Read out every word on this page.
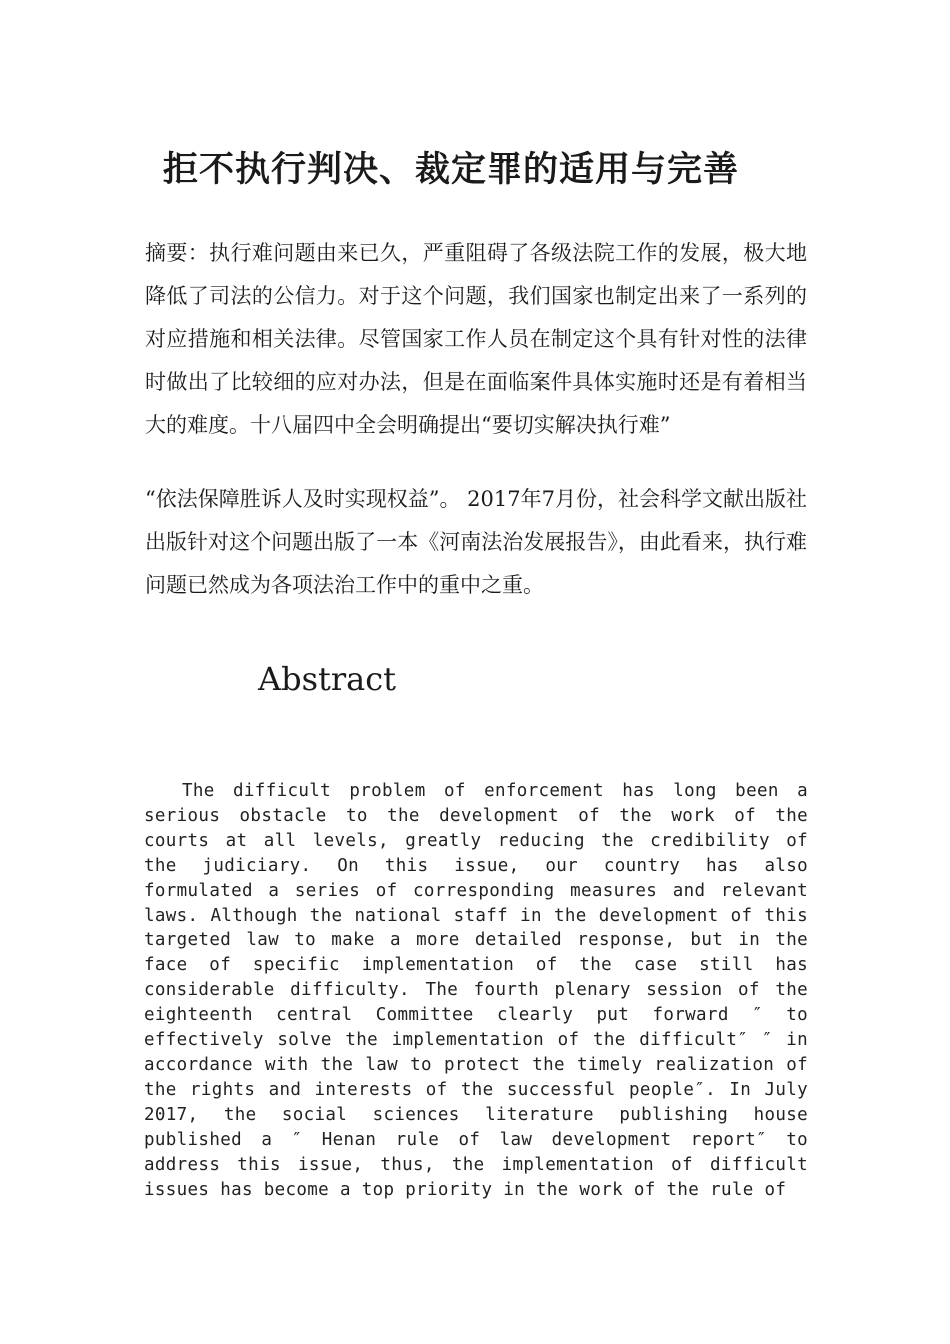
拒不执行判决、裁定罪的适用与完善

摘要：执行难问题由来已久，严重阻碍了各级法院工作的发展，极大地降低了司法的公信力。对于这个问题，我们国家也制定出来了一系列的对应措施和相关法律。尽管国家工作人员在制定这个具有针对性的法律时做出了比较细的应对办法，但是在面临案件具体实施时还是有着相当大的难度。十八届四中全会明确提出“要切实解决执行难”

“依法保障胜诉人及时实现权益”。 2017年7月份，社会科学文献出版社出版针对这个问题出版了一本《河南法治发展报告》，由此看来，执行难问题已然成为各项法治工作中的重中之重。

Abstract

The difficult problem of enforcement has long been a serious obstacle to the development of the work of the courts at all levels, greatly reducing the credibility of the judiciary. On this issue, our country has also formulated a series of corresponding measures and relevant laws. Although the national staff in the development of this targeted law to make a more detailed response, but in the face of specific implementation of the case still has considerable difficulty. The fourth plenary session of the eighteenth central Committee clearly put forward ″ to effectively solve the implementation of the difficult″ ″ in accordance with the law to protect the timely realization of the rights and interests of the successful people″. In July 2017, the social sciences literature publishing house published a ″ Henan rule of law development report″ to address this issue, thus, the implementation of difficult issues has become a top priority in the work of the rule of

+-------+

▸ WHAT IS ASKED
Pictures stay out; repeat all the rest of the records exactly.

▸ SOLVED PROBLEM
Read out every word on this page.
拒不执行判决、裁定罪的适用与完善

摘要：执行难问题由来已久，严重阻碍了各级法院工作的发展，极大地降低了司法的公信力。对于这个问题，我们国家也制定出来了一系列的对应措施和相关法律。尽管国家工作人员在制定这个具有针对性的法律时做出了比较细的应对办法，但是在面临案件具体实施时还是有着相当大的难度。十八届四中全会明确提出“要切实解决执行难”

“依法保障胜诉人及时实现权益”。 2017年7月份，社会科学文献出版社出版针对这个问题出版了一本《河南法治发展报告》，由此看来，执行难问题已然成为各项法治工作中的重中之重。

Abstract

The difficult problem of enforcement has long been a serious obstacle to the development of the work of the courts at all levels, greatly reducing the credibility of the judiciary. On this issue, our country has also formulated a series of corresponding measures and relevant laws. Although the national staff in the development of this targeted law to make a more detailed response, but in the face of specific implementation of the case still has considerable difficulty. The fourth plenary session of the eighteenth central Committee clearly put forward ″ to effectively solve the implementation of the difficult″ ″ in accordance with the law to protect the timely realization of the rights and interests of the successful people″. In July 2017, the social sciences literature publishing house published a ″ Henan rule of law development report″ to address this issue, thus, the implementation of difficult issues has become a top priority in the work of the rule of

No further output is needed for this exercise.